* Begin Dataset rows *

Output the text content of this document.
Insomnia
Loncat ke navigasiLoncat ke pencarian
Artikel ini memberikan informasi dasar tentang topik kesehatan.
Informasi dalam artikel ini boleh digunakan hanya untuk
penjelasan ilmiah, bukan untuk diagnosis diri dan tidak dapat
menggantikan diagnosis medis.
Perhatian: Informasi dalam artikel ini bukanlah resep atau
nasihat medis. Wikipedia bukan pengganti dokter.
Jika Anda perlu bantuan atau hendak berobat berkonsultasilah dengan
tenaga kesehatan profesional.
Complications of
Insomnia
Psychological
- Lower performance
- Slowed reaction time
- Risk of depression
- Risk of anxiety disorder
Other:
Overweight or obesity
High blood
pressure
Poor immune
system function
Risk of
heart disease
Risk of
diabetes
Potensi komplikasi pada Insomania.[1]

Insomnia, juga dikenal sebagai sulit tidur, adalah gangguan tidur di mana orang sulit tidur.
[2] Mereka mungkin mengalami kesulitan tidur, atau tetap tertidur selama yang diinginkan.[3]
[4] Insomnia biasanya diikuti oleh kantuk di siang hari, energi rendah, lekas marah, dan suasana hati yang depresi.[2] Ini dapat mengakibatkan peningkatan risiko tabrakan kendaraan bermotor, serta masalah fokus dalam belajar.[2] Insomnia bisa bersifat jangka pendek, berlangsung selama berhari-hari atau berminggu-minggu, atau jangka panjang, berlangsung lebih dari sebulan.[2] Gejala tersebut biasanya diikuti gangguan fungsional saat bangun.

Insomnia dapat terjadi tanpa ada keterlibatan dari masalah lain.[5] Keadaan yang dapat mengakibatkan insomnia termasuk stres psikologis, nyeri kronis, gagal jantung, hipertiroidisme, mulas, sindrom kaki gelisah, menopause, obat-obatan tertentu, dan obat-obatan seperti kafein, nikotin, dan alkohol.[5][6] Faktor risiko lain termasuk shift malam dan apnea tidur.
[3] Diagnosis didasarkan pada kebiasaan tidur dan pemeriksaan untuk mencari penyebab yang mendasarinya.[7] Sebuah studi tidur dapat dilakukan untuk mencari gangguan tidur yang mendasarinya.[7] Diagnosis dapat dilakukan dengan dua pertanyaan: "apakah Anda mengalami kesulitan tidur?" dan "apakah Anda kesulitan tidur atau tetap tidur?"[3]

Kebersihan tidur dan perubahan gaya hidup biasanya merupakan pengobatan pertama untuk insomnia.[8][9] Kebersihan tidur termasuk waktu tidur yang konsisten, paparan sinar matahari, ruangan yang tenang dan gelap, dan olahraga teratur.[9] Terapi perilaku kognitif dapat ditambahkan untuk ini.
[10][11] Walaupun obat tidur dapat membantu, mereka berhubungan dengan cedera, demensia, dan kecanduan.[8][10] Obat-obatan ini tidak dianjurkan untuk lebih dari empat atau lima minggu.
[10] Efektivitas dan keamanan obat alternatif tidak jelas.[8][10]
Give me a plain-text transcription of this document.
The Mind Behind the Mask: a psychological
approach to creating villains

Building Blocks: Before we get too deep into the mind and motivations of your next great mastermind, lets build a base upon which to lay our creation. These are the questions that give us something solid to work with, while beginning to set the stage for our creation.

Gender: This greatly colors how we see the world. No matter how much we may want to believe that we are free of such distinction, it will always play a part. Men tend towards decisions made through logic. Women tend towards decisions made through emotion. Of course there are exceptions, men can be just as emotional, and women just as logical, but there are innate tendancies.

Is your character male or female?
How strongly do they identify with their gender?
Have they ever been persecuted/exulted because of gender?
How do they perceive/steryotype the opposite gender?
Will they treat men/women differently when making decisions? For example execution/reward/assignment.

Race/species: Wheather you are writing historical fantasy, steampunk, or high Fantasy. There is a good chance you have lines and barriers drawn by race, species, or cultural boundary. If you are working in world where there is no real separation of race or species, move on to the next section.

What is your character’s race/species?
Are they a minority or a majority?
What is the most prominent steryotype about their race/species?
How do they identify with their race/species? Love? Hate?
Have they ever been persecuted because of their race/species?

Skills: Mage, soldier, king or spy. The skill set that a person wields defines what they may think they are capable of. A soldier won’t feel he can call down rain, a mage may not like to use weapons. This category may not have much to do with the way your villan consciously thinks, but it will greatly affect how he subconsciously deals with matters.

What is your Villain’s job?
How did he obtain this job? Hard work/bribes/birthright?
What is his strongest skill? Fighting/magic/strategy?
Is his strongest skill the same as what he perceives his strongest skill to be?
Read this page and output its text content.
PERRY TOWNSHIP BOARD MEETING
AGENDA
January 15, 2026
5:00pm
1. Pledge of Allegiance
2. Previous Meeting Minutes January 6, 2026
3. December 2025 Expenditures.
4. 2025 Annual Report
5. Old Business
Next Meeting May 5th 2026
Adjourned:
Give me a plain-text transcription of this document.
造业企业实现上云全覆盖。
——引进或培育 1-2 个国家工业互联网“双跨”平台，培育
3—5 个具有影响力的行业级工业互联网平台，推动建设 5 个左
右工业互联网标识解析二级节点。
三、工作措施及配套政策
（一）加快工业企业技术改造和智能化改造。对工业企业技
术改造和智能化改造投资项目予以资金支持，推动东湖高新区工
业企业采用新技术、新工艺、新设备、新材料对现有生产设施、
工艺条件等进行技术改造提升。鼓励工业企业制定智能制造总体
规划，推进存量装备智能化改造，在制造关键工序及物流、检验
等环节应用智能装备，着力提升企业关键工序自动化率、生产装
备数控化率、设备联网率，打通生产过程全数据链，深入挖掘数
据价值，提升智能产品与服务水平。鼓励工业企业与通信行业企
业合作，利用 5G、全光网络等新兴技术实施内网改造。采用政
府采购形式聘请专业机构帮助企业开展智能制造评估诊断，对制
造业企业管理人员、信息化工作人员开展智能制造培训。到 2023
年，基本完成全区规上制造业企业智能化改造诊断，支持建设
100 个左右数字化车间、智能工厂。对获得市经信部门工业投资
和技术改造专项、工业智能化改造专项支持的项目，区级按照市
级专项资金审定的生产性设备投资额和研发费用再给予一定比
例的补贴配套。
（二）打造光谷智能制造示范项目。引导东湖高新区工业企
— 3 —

* End Dataset rows *

- Stated problem -
Locate the word "been" in the data above. Copy every line carrying it.

- Correct output -
Have they ever been persecuted/exulted because of gender?
Have they ever been persecuted because of their race/species?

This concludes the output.